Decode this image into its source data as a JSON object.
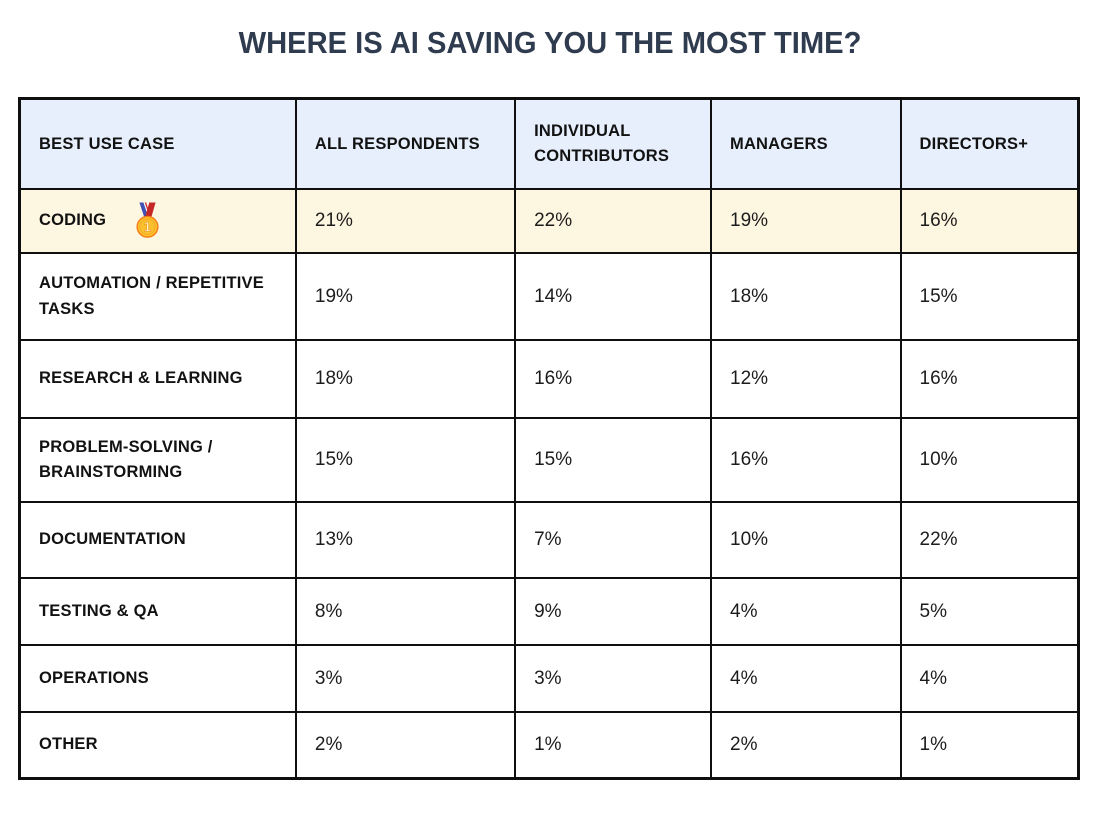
{
  "page": {
    "title": "WHERE IS AI SAVING YOU THE MOST TIME?"
  },
  "colors": {
    "title": "#2f3b4e",
    "header_bg": "#e7effc",
    "highlight_bg": "#fdf6e0",
    "border": "#0f0f0f"
  },
  "table": {
    "columns": [
      "BEST USE CASE",
      "ALL RESPONDENTS",
      "INDIVIDUAL CONTRIBUTORS",
      "MANAGERS",
      "DIRECTORS+"
    ],
    "rows": [
      {
        "label": "CODING",
        "medal": "first-place-medal",
        "highlight": true,
        "values": [
          "21%",
          "22%",
          "19%",
          "16%"
        ]
      },
      {
        "label": "AUTOMATION / REPETITIVE TASKS",
        "values": [
          "19%",
          "14%",
          "18%",
          "15%"
        ]
      },
      {
        "label": "RESEARCH & LEARNING",
        "values": [
          "18%",
          "16%",
          "12%",
          "16%"
        ]
      },
      {
        "label": "PROBLEM-SOLVING / BRAINSTORMING",
        "values": [
          "15%",
          "15%",
          "16%",
          "10%"
        ]
      },
      {
        "label": "DOCUMENTATION",
        "values": [
          "13%",
          "7%",
          "10%",
          "22%"
        ]
      },
      {
        "label": "TESTING & QA",
        "values": [
          "8%",
          "9%",
          "4%",
          "5%"
        ]
      },
      {
        "label": "OPERATIONS",
        "values": [
          "3%",
          "3%",
          "4%",
          "4%"
        ]
      },
      {
        "label": "OTHER",
        "values": [
          "2%",
          "1%",
          "2%",
          "1%"
        ]
      }
    ]
  },
  "chart_data": {
    "type": "table",
    "title": "WHERE IS AI SAVING YOU THE MOST TIME?",
    "columns": [
      "BEST USE CASE",
      "ALL RESPONDENTS",
      "INDIVIDUAL CONTRIBUTORS",
      "MANAGERS",
      "DIRECTORS+"
    ],
    "categories": [
      "CODING",
      "AUTOMATION / REPETITIVE TASKS",
      "RESEARCH & LEARNING",
      "PROBLEM-SOLVING / BRAINSTORMING",
      "DOCUMENTATION",
      "TESTING & QA",
      "OPERATIONS",
      "OTHER"
    ],
    "series": [
      {
        "name": "ALL RESPONDENTS",
        "values": [
          21,
          19,
          18,
          15,
          13,
          8,
          3,
          2
        ]
      },
      {
        "name": "INDIVIDUAL CONTRIBUTORS",
        "values": [
          22,
          14,
          16,
          15,
          7,
          9,
          3,
          1
        ]
      },
      {
        "name": "MANAGERS",
        "values": [
          19,
          18,
          12,
          16,
          10,
          4,
          4,
          2
        ]
      },
      {
        "name": "DIRECTORS+",
        "values": [
          16,
          15,
          16,
          10,
          22,
          5,
          4,
          1
        ]
      }
    ],
    "unit": "%",
    "highlighted_category": "CODING",
    "highlight_marker": "gold-medal-1st-place"
  }
}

========

REQUEST - Will you set down the records word for word while leaving out every picture?

TASK OUTPUT -
Decode this image into its source data as a JSON object.
{
  "page": {
    "title": "WHERE IS AI SAVING YOU THE MOST TIME?"
  },
  "colors": {
    "title": "#2f3b4e",
    "header_bg": "#e7effc",
    "highlight_bg": "#fdf6e0",
    "border": "#0f0f0f"
  },
  "table": {
    "columns": [
      "BEST USE CASE",
      "ALL RESPONDENTS",
      "INDIVIDUAL CONTRIBUTORS",
      "MANAGERS",
      "DIRECTORS+"
    ],
    "rows": [
      {
        "label": "CODING",
        "medal": "first-place-medal",
        "highlight": true,
        "values": [
          "21%",
          "22%",
          "19%",
          "16%"
        ]
      },
      {
        "label": "AUTOMATION / REPETITIVE TASKS",
        "values": [
          "19%",
          "14%",
          "18%",
          "15%"
        ]
      },
      {
        "label": "RESEARCH & LEARNING",
        "values": [
          "18%",
          "16%",
          "12%",
          "16%"
        ]
      },
      {
        "label": "PROBLEM-SOLVING / BRAINSTORMING",
        "values": [
          "15%",
          "15%",
          "16%",
          "10%"
        ]
      },
      {
        "label": "DOCUMENTATION",
        "values": [
          "13%",
          "7%",
          "10%",
          "22%"
        ]
      },
      {
        "label": "TESTING & QA",
        "values": [
          "8%",
          "9%",
          "4%",
          "5%"
        ]
      },
      {
        "label": "OPERATIONS",
        "values": [
          "3%",
          "3%",
          "4%",
          "4%"
        ]
      },
      {
        "label": "OTHER",
        "values": [
          "2%",
          "1%",
          "2%",
          "1%"
        ]
      }
    ]
  },
  "chart_data": {
    "type": "table",
    "title": "WHERE IS AI SAVING YOU THE MOST TIME?",
    "columns": [
      "BEST USE CASE",
      "ALL RESPONDENTS",
      "INDIVIDUAL CONTRIBUTORS",
      "MANAGERS",
      "DIRECTORS+"
    ],
    "categories": [
      "CODING",
      "AUTOMATION / REPETITIVE TASKS",
      "RESEARCH & LEARNING",
      "PROBLEM-SOLVING / BRAINSTORMING",
      "DOCUMENTATION",
      "TESTING & QA",
      "OPERATIONS",
      "OTHER"
    ],
    "series": [
      {
        "name": "ALL RESPONDENTS",
        "values": [
          21,
          19,
          18,
          15,
          13,
          8,
          3,
          2
        ]
      },
      {
        "name": "INDIVIDUAL CONTRIBUTORS",
        "values": [
          22,
          14,
          16,
          15,
          7,
          9,
          3,
          1
        ]
      },
      {
        "name": "MANAGERS",
        "values": [
          19,
          18,
          12,
          16,
          10,
          4,
          4,
          2
        ]
      },
      {
        "name": "DIRECTORS+",
        "values": [
          16,
          15,
          16,
          10,
          22,
          5,
          4,
          1
        ]
      }
    ],
    "unit": "%",
    "highlighted_category": "CODING",
    "highlight_marker": "gold-medal-1st-place"
  }
}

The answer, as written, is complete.